■ **Information shown**:

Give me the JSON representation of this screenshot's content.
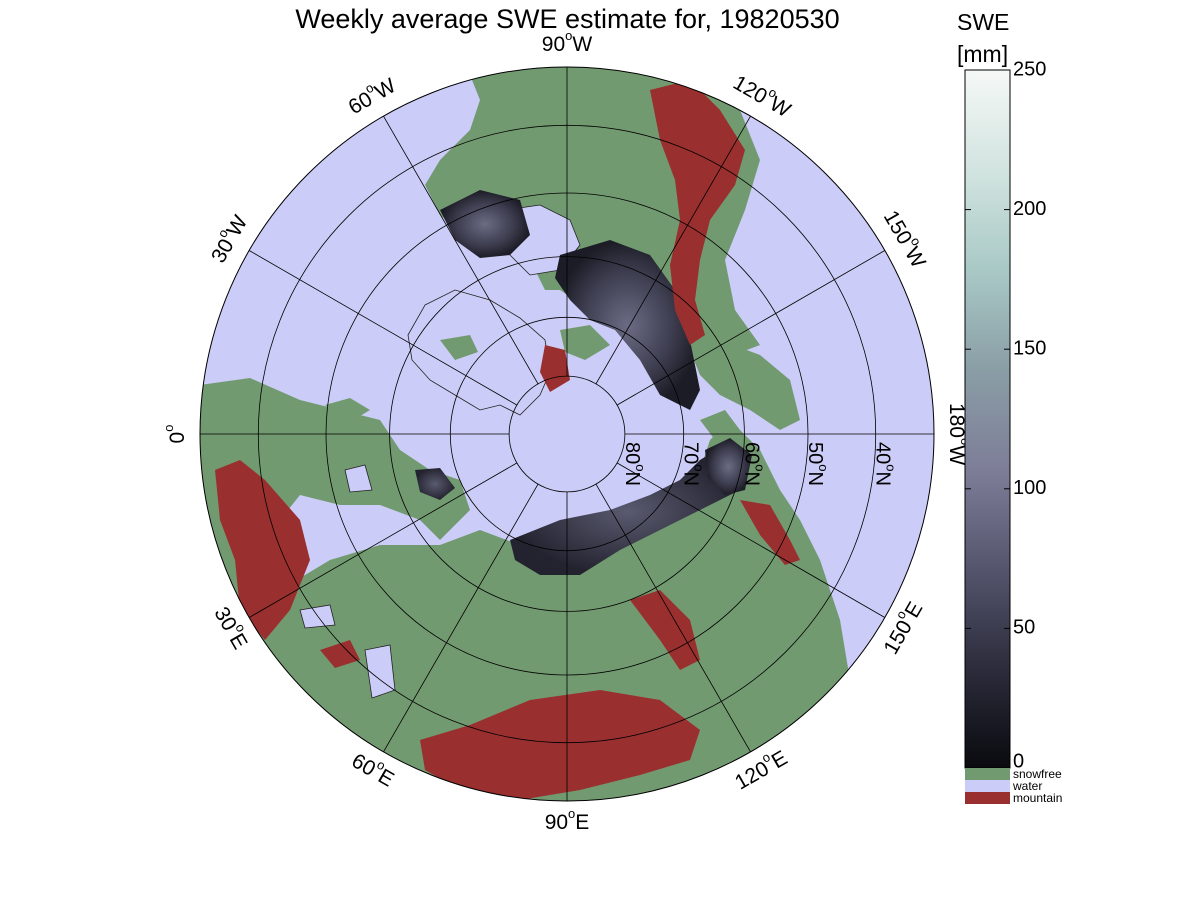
{
  "title": "Weekly average SWE estimate for, 19820530",
  "colorbar": {
    "title_line1": "SWE",
    "title_line2": "[mm]",
    "ticks": [
      "0",
      "50",
      "100",
      "150",
      "200",
      "250"
    ],
    "tick_values": [
      0,
      50,
      100,
      150,
      200,
      250
    ],
    "range": [
      0,
      250
    ],
    "gradient_colors": [
      "#0a0a0f",
      "#2c2c3c",
      "#55556e",
      "#7e7e98",
      "#8a9ea6",
      "#a9c9c6",
      "#d2e4e0",
      "#f5f8f6"
    ],
    "categories": [
      {
        "label": "snowfree",
        "color": "#729a70"
      },
      {
        "label": "water",
        "color": "#ccccf8"
      },
      {
        "label": "mountain",
        "color": "#9a2f2f"
      }
    ]
  },
  "map": {
    "projection": "north polar stereographic",
    "colors": {
      "water": "#ccccf8",
      "land": "#729a70",
      "mountain": "#9a2f2f",
      "snow_dark": "#23232e",
      "snow_mid": "#4e4e62",
      "grid": "#000000",
      "coast": "#222222"
    },
    "meridians": [
      {
        "lon_label": "90°W",
        "base": "90",
        "sup": "o",
        "hem": "W",
        "angle_deg": 0
      },
      {
        "lon_label": "120°W",
        "base": "120",
        "sup": "o",
        "hem": "W",
        "angle_deg": 30
      },
      {
        "lon_label": "150°W",
        "base": "150",
        "sup": "o",
        "hem": "W",
        "angle_deg": 60
      },
      {
        "lon_label": "180°W",
        "base": "180",
        "sup": "o",
        "hem": "W",
        "angle_deg": 90
      },
      {
        "lon_label": "150°E",
        "base": "150",
        "sup": "o",
        "hem": "E",
        "angle_deg": 120
      },
      {
        "lon_label": "120°E",
        "base": "120",
        "sup": "o",
        "hem": "E",
        "angle_deg": 150
      },
      {
        "lon_label": "90°E",
        "base": "90",
        "sup": "o",
        "hem": "E",
        "angle_deg": 180
      },
      {
        "lon_label": "60°E",
        "base": "60",
        "sup": "o",
        "hem": "E",
        "angle_deg": 210
      },
      {
        "lon_label": "30°E",
        "base": "30",
        "sup": "o",
        "hem": "E",
        "angle_deg": 240
      },
      {
        "lon_label": "0°",
        "base": "0",
        "sup": "o",
        "hem": "",
        "angle_deg": 270
      },
      {
        "lon_label": "30°W",
        "base": "30",
        "sup": "o",
        "hem": "W",
        "angle_deg": 300
      },
      {
        "lon_label": "60°W",
        "base": "60",
        "sup": "o",
        "hem": "W",
        "angle_deg": 330
      }
    ],
    "parallels": [
      {
        "lat_label": "80°N",
        "base": "80",
        "sup": "o",
        "hem": "N",
        "lat": 80
      },
      {
        "lat_label": "70°N",
        "base": "70",
        "sup": "o",
        "hem": "N",
        "lat": 70
      },
      {
        "lat_label": "60°N",
        "base": "60",
        "sup": "o",
        "hem": "N",
        "lat": 60
      },
      {
        "lat_label": "50°N",
        "base": "50",
        "sup": "o",
        "hem": "N",
        "lat": 50
      },
      {
        "lat_label": "40°N",
        "base": "40",
        "sup": "o",
        "hem": "N",
        "lat": 40
      }
    ],
    "outer_lat": 32
  }
}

■ **Short problem**: Quote the data above in full, leaving out the pictures it holds.

■ **Full response**:
Give me the JSON representation of this screenshot's content.
{
  "title": "Weekly average SWE estimate for, 19820530",
  "colorbar": {
    "title_line1": "SWE",
    "title_line2": "[mm]",
    "ticks": [
      "0",
      "50",
      "100",
      "150",
      "200",
      "250"
    ],
    "tick_values": [
      0,
      50,
      100,
      150,
      200,
      250
    ],
    "range": [
      0,
      250
    ],
    "gradient_colors": [
      "#0a0a0f",
      "#2c2c3c",
      "#55556e",
      "#7e7e98",
      "#8a9ea6",
      "#a9c9c6",
      "#d2e4e0",
      "#f5f8f6"
    ],
    "categories": [
      {
        "label": "snowfree",
        "color": "#729a70"
      },
      {
        "label": "water",
        "color": "#ccccf8"
      },
      {
        "label": "mountain",
        "color": "#9a2f2f"
      }
    ]
  },
  "map": {
    "projection": "north polar stereographic",
    "colors": {
      "water": "#ccccf8",
      "land": "#729a70",
      "mountain": "#9a2f2f",
      "snow_dark": "#23232e",
      "snow_mid": "#4e4e62",
      "grid": "#000000",
      "coast": "#222222"
    },
    "meridians": [
      {
        "lon_label": "90°W",
        "base": "90",
        "sup": "o",
        "hem": "W",
        "angle_deg": 0
      },
      {
        "lon_label": "120°W",
        "base": "120",
        "sup": "o",
        "hem": "W",
        "angle_deg": 30
      },
      {
        "lon_label": "150°W",
        "base": "150",
        "sup": "o",
        "hem": "W",
        "angle_deg": 60
      },
      {
        "lon_label": "180°W",
        "base": "180",
        "sup": "o",
        "hem": "W",
        "angle_deg": 90
      },
      {
        "lon_label": "150°E",
        "base": "150",
        "sup": "o",
        "hem": "E",
        "angle_deg": 120
      },
      {
        "lon_label": "120°E",
        "base": "120",
        "sup": "o",
        "hem": "E",
        "angle_deg": 150
      },
      {
        "lon_label": "90°E",
        "base": "90",
        "sup": "o",
        "hem": "E",
        "angle_deg": 180
      },
      {
        "lon_label": "60°E",
        "base": "60",
        "sup": "o",
        "hem": "E",
        "angle_deg": 210
      },
      {
        "lon_label": "30°E",
        "base": "30",
        "sup": "o",
        "hem": "E",
        "angle_deg": 240
      },
      {
        "lon_label": "0°",
        "base": "0",
        "sup": "o",
        "hem": "",
        "angle_deg": 270
      },
      {
        "lon_label": "30°W",
        "base": "30",
        "sup": "o",
        "hem": "W",
        "angle_deg": 300
      },
      {
        "lon_label": "60°W",
        "base": "60",
        "sup": "o",
        "hem": "W",
        "angle_deg": 330
      }
    ],
    "parallels": [
      {
        "lat_label": "80°N",
        "base": "80",
        "sup": "o",
        "hem": "N",
        "lat": 80
      },
      {
        "lat_label": "70°N",
        "base": "70",
        "sup": "o",
        "hem": "N",
        "lat": 70
      },
      {
        "lat_label": "60°N",
        "base": "60",
        "sup": "o",
        "hem": "N",
        "lat": 60
      },
      {
        "lat_label": "50°N",
        "base": "50",
        "sup": "o",
        "hem": "N",
        "lat": 50
      },
      {
        "lat_label": "40°N",
        "base": "40",
        "sup": "o",
        "hem": "N",
        "lat": 40
      }
    ],
    "outer_lat": 32
  }
}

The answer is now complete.